## Given records
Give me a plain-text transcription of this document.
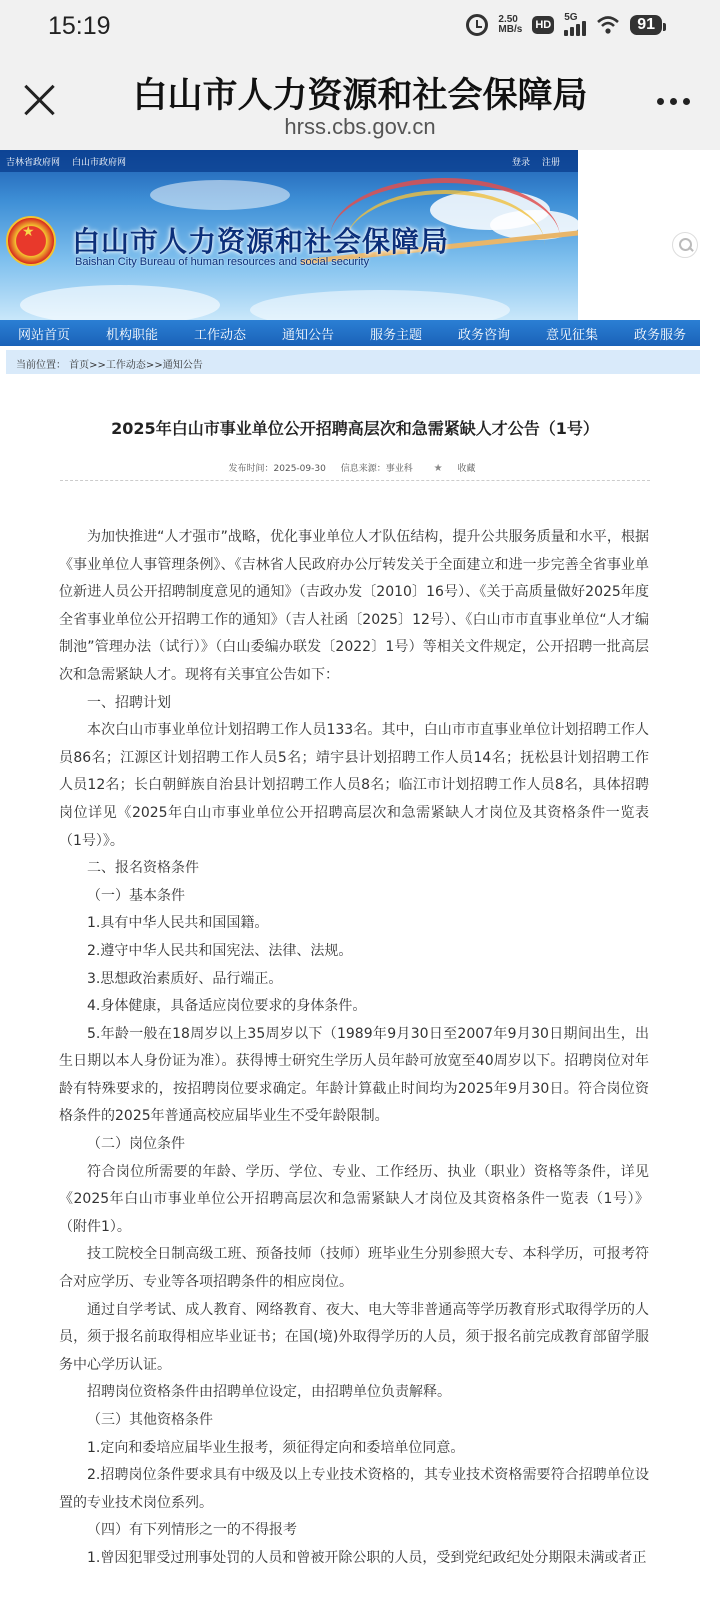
15:19	2.50
MB/s HD
5G	91
白山市人力资源和社会保障局
hrss.cbs.gov.cn
吉林省政府网 白山市政府网	登录 注册
★ 白山市人力资源和社会保障局
Baishan City Bureau of human resources and social security
网站首页	机构职能	工作动态	通知公告	服务主题	政务咨询	意见征集	政务服务
当前位置： 首页>>工作动态>>通知公告
2025年白山市事业单位公开招聘高层次和急需紧缺人才公告（1号）
发布时间：2025-09-30 信息来源：事业科 ★ 收藏

为加快推进“人才强市”战略，优化事业单位人才队伍结构，提升公共服务质量和水平，根据《事业单位人事管理条例》、《吉林省人民政府办公厅转发关于全面建立和进一步完善全省事业单位新进人员公开招聘制度意见的通知》（吉政办发〔2010〕16号）、《关于高质量做好2025年度全省事业单位公开招聘工作的通知》（吉人社函〔2025〕12号）、《白山市市直事业单位“人才编制池”管理办法（试行）》（白山委编办联发〔2022〕1号）等相关文件规定，公开招聘一批高层次和急需紧缺人才。现将有关事宜公告如下：

一、招聘计划

本次白山市事业单位计划招聘工作人员133名。其中，白山市市直事业单位计划招聘工作人员86名；江源区计划招聘工作人员5名；靖宇县计划招聘工作人员14名；抚松县计划招聘工作人员12名；长白朝鲜族自治县计划招聘工作人员8名；临江市计划招聘工作人员8名，具体招聘岗位详见《2025年白山市事业单位公开招聘高层次和急需紧缺人才岗位及其资格条件一览表（1号）》。

二、报名资格条件

（一）基本条件

1.具有中华人民共和国国籍。

2.遵守中华人民共和国宪法、法律、法规。

3.思想政治素质好、品行端正。

4.身体健康，具备适应岗位要求的身体条件。

5.年龄一般在18周岁以上35周岁以下（1989年9月30日至2007年9月30日期间出生，出生日期以本人身份证为准）。获得博士研究生学历人员年龄可放宽至40周岁以下。招聘岗位对年龄有特殊要求的，按招聘岗位要求确定。年龄计算截止时间均为2025年9月30日。符合岗位资格条件的2025年普通高校应届毕业生不受年龄限制。

（二）岗位条件

符合岗位所需要的年龄、学历、学位、专业、工作经历、执业（职业）资格等条件，详见《2025年白山市事业单位公开招聘高层次和急需紧缺人才岗位及其资格条件一览表（1号）》（附件1）。

技工院校全日制高级工班、预备技师（技师）班毕业生分别参照大专、本科学历，可报考符合对应学历、专业等各项招聘条件的相应岗位。

通过自学考试、成人教育、网络教育、夜大、电大等非普通高等学历教育形式取得学历的人员，须于报名前取得相应毕业证书；在国(境)外取得学历的人员，须于报名前完成教育部留学服务中心学历认证。

招聘岗位资格条件由招聘单位设定，由招聘单位负责解释。

（三）其他资格条件

1.定向和委培应届毕业生报考，须征得定向和委培单位同意。

2.招聘岗位条件要求具有中级及以上专业技术资格的，其专业技术资格需要符合招聘单位设置的专业技术岗位系列。

（四）有下列情形之一的不得报考

1.曾因犯罪受过刑事处罚的人员和曾被开除公职的人员，受到党纪政纪处分期限未满或者正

## Task statement
Repeat the data exactly, excluding the pictures.

## Exercise result
Give me a plain-text transcription of this document.
15:19	2.50
MB/s HD
5G	91
白山市人力资源和社会保障局
hrss.cbs.gov.cn
吉林省政府网 白山市政府网	登录 注册
★ 白山市人力资源和社会保障局
Baishan City Bureau of human resources and social security
网站首页	机构职能	工作动态	通知公告	服务主题	政务咨询	意见征集	政务服务
当前位置： 首页>>工作动态>>通知公告
2025年白山市事业单位公开招聘高层次和急需紧缺人才公告（1号）
发布时间：2025-09-30 信息来源：事业科 ★ 收藏

为加快推进“人才强市”战略，优化事业单位人才队伍结构，提升公共服务质量和水平，根据《事业单位人事管理条例》、《吉林省人民政府办公厅转发关于全面建立和进一步完善全省事业单位新进人员公开招聘制度意见的通知》（吉政办发〔2010〕16号）、《关于高质量做好2025年度全省事业单位公开招聘工作的通知》（吉人社函〔2025〕12号）、《白山市市直事业单位“人才编制池”管理办法（试行）》（白山委编办联发〔2022〕1号）等相关文件规定，公开招聘一批高层次和急需紧缺人才。现将有关事宜公告如下：

一、招聘计划

本次白山市事业单位计划招聘工作人员133名。其中，白山市市直事业单位计划招聘工作人员86名；江源区计划招聘工作人员5名；靖宇县计划招聘工作人员14名；抚松县计划招聘工作人员12名；长白朝鲜族自治县计划招聘工作人员8名；临江市计划招聘工作人员8名，具体招聘岗位详见《2025年白山市事业单位公开招聘高层次和急需紧缺人才岗位及其资格条件一览表（1号）》。

二、报名资格条件

（一）基本条件

1.具有中华人民共和国国籍。

2.遵守中华人民共和国宪法、法律、法规。

3.思想政治素质好、品行端正。

4.身体健康，具备适应岗位要求的身体条件。

5.年龄一般在18周岁以上35周岁以下（1989年9月30日至2007年9月30日期间出生，出生日期以本人身份证为准）。获得博士研究生学历人员年龄可放宽至40周岁以下。招聘岗位对年龄有特殊要求的，按招聘岗位要求确定。年龄计算截止时间均为2025年9月30日。符合岗位资格条件的2025年普通高校应届毕业生不受年龄限制。

（二）岗位条件

符合岗位所需要的年龄、学历、学位、专业、工作经历、执业（职业）资格等条件，详见《2025年白山市事业单位公开招聘高层次和急需紧缺人才岗位及其资格条件一览表（1号）》（附件1）。

技工院校全日制高级工班、预备技师（技师）班毕业生分别参照大专、本科学历，可报考符合对应学历、专业等各项招聘条件的相应岗位。

通过自学考试、成人教育、网络教育、夜大、电大等非普通高等学历教育形式取得学历的人员，须于报名前取得相应毕业证书；在国(境)外取得学历的人员，须于报名前完成教育部留学服务中心学历认证。

招聘岗位资格条件由招聘单位设定，由招聘单位负责解释。

（三）其他资格条件

1.定向和委培应届毕业生报考，须征得定向和委培单位同意。

2.招聘岗位条件要求具有中级及以上专业技术资格的，其专业技术资格需要符合招聘单位设置的专业技术岗位系列。

（四）有下列情形之一的不得报考

1.曾因犯罪受过刑事处罚的人员和曾被开除公职的人员，受到党纪政纪处分期限未满或者正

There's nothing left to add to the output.